Identify each line holding the string "nghiệp" and copy it.

================

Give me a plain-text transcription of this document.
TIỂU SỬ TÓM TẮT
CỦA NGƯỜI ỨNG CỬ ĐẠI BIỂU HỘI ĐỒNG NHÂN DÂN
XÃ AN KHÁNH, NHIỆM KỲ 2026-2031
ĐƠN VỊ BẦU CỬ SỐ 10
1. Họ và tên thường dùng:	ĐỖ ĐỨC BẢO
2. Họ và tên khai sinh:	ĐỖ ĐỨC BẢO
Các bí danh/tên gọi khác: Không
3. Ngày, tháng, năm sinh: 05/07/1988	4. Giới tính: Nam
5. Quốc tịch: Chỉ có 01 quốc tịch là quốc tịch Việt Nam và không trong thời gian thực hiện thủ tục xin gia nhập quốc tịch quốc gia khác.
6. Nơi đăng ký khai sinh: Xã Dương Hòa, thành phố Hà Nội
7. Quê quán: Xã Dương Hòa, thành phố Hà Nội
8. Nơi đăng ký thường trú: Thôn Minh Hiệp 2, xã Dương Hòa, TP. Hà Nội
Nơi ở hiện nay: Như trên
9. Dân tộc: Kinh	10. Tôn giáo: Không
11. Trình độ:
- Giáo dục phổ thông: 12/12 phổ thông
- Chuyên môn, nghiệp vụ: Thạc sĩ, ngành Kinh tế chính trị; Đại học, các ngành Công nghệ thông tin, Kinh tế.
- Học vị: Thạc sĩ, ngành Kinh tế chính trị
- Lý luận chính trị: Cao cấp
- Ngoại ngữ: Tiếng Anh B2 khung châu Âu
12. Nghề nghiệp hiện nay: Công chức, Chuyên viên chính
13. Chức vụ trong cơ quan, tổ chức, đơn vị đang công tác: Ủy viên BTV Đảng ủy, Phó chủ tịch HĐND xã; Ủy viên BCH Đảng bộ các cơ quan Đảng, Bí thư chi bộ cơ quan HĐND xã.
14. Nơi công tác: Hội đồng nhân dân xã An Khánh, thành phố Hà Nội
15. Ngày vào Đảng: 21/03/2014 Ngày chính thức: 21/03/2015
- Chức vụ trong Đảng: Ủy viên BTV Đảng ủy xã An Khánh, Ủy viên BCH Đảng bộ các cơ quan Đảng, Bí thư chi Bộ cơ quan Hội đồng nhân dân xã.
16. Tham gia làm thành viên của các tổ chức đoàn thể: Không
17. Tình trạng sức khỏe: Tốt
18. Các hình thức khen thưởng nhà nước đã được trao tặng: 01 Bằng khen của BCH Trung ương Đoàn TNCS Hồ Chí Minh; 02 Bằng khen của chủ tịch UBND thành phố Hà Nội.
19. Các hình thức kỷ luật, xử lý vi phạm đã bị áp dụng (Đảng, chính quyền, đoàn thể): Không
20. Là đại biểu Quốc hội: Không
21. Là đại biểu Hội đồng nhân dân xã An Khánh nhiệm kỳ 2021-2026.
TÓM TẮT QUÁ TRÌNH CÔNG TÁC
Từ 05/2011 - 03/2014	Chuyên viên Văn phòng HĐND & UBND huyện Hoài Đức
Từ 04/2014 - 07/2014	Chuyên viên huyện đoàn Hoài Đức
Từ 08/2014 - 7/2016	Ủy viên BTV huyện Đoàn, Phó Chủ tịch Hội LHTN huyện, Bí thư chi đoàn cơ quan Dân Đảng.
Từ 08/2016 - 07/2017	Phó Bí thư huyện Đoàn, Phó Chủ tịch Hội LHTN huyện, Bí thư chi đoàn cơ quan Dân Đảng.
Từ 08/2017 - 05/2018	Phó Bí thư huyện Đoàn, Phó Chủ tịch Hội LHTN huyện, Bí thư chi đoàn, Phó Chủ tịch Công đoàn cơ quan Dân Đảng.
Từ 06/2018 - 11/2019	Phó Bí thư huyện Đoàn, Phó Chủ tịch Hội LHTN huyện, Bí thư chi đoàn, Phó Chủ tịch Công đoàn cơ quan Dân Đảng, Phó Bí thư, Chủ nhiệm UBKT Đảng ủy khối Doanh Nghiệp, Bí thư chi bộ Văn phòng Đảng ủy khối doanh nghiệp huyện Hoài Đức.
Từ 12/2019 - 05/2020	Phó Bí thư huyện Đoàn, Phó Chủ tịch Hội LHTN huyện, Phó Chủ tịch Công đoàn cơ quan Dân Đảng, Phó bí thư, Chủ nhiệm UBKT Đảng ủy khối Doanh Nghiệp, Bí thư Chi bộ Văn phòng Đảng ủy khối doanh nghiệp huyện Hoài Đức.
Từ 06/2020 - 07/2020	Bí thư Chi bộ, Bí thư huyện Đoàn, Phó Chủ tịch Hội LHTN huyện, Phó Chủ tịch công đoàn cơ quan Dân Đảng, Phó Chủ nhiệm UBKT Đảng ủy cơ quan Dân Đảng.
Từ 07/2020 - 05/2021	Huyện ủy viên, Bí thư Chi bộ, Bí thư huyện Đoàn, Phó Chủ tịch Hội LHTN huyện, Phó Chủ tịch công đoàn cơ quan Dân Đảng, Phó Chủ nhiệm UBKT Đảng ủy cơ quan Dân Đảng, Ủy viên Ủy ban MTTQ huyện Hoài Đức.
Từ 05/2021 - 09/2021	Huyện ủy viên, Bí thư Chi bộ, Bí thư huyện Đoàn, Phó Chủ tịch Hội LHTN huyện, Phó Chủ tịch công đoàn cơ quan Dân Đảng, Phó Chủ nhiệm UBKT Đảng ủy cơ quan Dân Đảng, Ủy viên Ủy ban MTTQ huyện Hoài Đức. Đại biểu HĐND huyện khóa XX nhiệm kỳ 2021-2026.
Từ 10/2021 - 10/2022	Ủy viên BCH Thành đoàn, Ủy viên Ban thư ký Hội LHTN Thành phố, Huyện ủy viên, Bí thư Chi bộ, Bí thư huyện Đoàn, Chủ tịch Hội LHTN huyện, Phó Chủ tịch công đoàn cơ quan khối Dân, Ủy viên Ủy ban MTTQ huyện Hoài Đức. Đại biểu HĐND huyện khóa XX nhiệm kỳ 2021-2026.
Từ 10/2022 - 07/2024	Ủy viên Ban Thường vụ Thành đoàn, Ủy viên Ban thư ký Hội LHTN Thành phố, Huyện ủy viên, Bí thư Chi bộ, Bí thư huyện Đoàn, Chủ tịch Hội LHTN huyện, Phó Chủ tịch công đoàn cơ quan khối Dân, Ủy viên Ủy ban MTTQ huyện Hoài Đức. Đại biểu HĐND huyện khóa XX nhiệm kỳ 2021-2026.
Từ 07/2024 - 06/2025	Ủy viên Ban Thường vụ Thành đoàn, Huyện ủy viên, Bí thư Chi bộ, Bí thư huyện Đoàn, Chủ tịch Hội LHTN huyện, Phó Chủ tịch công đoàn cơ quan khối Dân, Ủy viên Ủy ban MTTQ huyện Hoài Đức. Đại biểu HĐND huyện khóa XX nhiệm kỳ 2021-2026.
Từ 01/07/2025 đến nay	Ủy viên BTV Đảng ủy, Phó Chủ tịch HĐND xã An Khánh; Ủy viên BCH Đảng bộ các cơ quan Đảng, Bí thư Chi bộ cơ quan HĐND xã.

================

Task response.
- Chuyên môn, nghiệp vụ: Thạc sĩ, ngành Kinh tế chính trị; Đại học, các ngành Công nghệ thông tin, Kinh tế.
12. Nghề nghiệp hiện nay: Công chức, Chuyên viên chính
Từ 06/2018 - 11/2019	Phó Bí thư huyện Đoàn, Phó Chủ tịch Hội LHTN huyện, Bí thư chi đoàn, Phó Chủ tịch Công đoàn cơ quan Dân Đảng, Phó Bí thư, Chủ nhiệm UBKT Đảng ủy khối Doanh Nghiệp, Bí thư chi bộ Văn phòng Đảng ủy khối doanh nghiệp huyện Hoài Đức.
Từ 12/2019 - 05/2020	Phó Bí thư huyện Đoàn, Phó Chủ tịch Hội LHTN huyện, Phó Chủ tịch Công đoàn cơ quan Dân Đảng, Phó bí thư, Chủ nhiệm UBKT Đảng ủy khối Doanh Nghiệp, Bí thư Chi bộ Văn phòng Đảng ủy khối doanh nghiệp huyện Hoài Đức.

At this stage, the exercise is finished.